* [TASK PROMPT]
Read through the entries below and return each line with the word "generation".

* [DATA]
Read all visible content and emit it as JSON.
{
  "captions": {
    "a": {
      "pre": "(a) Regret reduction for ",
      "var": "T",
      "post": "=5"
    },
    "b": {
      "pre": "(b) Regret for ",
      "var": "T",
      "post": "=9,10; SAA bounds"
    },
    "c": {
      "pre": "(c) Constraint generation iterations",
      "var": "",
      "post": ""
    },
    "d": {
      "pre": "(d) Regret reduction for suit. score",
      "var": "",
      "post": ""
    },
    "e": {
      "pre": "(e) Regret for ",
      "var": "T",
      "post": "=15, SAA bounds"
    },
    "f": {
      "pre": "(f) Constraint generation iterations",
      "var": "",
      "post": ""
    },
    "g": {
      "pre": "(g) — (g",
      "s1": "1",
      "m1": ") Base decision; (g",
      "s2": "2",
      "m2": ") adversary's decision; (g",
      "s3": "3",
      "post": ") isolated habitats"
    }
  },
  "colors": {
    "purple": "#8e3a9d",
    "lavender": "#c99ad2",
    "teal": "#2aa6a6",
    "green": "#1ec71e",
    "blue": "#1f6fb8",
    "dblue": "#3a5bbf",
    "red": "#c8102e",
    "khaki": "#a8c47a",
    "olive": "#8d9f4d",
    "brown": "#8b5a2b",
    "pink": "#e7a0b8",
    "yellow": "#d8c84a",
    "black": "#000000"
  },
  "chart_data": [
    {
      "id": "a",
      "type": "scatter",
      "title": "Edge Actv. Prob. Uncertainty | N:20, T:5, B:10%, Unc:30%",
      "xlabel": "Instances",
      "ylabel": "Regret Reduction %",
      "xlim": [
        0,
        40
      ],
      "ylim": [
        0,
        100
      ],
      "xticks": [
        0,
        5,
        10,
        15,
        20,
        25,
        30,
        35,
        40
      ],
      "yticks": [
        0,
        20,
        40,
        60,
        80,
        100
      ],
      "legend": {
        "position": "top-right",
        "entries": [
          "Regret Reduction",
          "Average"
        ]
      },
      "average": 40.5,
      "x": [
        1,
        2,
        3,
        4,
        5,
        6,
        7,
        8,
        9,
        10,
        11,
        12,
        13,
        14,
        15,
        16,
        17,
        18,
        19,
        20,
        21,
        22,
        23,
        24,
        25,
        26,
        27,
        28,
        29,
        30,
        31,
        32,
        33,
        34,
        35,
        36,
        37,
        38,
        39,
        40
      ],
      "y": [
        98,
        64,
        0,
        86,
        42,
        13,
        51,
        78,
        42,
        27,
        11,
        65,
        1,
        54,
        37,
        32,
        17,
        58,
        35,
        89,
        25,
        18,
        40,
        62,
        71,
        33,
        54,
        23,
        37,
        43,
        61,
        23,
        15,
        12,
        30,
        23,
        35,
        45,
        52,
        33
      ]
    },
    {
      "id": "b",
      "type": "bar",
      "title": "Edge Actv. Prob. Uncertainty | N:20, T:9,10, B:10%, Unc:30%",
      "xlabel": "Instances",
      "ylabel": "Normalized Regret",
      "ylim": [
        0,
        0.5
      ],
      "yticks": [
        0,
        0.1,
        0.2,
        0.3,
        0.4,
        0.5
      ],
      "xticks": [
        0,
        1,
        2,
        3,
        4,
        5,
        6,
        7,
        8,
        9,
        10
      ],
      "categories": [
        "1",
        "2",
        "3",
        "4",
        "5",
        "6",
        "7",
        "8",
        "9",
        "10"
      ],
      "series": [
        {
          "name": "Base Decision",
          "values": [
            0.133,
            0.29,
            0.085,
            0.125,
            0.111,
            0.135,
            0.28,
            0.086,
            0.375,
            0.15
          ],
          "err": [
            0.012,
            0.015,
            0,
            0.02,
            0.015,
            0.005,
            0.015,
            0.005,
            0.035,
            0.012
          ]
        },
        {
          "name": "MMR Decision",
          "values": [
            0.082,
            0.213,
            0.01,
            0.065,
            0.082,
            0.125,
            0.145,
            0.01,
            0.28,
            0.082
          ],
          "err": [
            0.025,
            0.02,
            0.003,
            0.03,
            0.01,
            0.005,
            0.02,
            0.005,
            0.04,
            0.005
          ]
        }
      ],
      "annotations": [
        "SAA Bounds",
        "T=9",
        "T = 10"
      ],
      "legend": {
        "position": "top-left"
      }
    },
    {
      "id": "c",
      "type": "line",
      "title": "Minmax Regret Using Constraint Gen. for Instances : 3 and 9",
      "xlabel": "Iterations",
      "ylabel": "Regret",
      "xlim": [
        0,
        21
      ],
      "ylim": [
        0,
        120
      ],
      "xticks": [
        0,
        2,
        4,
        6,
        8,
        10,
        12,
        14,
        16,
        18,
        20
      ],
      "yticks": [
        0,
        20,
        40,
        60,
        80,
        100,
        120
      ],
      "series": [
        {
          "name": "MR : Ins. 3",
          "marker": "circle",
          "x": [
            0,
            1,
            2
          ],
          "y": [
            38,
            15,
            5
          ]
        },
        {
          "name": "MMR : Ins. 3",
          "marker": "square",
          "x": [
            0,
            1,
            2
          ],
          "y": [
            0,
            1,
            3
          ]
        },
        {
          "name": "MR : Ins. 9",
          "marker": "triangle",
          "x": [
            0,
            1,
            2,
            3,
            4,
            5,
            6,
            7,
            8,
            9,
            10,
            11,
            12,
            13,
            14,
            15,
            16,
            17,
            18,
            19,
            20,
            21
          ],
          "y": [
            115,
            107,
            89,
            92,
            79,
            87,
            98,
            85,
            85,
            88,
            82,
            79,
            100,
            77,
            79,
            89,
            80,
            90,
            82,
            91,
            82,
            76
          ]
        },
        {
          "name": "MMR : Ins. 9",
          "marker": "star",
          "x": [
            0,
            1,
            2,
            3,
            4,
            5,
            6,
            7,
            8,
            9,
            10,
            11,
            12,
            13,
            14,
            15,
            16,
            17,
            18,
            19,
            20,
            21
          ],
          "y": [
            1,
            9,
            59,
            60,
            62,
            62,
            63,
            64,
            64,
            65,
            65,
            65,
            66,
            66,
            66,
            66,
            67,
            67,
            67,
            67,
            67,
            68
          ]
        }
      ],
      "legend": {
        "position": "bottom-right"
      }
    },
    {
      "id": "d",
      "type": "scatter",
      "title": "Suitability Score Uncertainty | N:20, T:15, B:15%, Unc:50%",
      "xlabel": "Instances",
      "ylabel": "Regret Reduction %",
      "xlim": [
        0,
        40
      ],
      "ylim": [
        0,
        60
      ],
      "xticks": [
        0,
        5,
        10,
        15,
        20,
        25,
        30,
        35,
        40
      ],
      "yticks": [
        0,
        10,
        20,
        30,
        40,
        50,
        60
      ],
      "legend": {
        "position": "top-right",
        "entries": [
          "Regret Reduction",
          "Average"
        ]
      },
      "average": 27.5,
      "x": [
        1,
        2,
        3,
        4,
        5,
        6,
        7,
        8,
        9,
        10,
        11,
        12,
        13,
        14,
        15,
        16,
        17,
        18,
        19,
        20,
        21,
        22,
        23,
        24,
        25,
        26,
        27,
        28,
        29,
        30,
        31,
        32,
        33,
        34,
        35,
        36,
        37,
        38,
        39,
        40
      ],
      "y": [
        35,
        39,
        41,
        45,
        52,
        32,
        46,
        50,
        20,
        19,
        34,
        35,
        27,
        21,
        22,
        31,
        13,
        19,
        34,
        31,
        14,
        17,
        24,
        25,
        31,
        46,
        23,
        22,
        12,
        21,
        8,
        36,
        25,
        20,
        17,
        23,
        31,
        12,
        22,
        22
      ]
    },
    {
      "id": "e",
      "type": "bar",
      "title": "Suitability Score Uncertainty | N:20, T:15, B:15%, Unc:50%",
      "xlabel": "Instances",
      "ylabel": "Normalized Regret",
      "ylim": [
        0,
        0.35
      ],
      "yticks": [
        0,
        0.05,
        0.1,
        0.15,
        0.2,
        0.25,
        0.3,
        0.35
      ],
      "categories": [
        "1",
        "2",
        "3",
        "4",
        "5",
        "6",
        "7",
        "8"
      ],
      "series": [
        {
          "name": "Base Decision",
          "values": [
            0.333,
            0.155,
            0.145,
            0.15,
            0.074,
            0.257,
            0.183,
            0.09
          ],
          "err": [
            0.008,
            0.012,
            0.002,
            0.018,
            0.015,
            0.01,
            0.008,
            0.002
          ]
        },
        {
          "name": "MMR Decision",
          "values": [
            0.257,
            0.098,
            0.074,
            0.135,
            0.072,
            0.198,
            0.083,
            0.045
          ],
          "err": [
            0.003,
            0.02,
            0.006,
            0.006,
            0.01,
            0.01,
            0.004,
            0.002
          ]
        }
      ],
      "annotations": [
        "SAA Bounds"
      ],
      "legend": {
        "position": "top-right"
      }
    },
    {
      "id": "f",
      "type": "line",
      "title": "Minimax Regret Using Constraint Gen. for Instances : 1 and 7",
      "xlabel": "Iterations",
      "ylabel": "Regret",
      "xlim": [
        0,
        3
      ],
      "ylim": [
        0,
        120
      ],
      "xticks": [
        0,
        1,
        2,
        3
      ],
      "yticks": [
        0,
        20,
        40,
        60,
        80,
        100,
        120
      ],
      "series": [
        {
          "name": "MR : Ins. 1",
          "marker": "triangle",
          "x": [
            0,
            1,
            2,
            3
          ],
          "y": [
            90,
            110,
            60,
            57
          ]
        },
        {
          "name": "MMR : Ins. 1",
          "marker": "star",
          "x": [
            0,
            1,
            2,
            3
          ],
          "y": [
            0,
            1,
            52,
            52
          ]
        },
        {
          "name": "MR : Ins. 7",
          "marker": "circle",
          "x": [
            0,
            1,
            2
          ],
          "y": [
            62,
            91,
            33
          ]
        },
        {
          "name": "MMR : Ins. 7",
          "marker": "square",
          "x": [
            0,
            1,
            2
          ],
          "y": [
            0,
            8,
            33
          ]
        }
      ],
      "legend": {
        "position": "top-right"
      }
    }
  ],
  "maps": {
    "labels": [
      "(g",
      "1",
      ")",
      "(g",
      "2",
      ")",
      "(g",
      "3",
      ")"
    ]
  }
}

* [FULL RESPONSE]
      "pre": "(c) Constraint generation iterations",
      "pre": "(f) Constraint generation iterations",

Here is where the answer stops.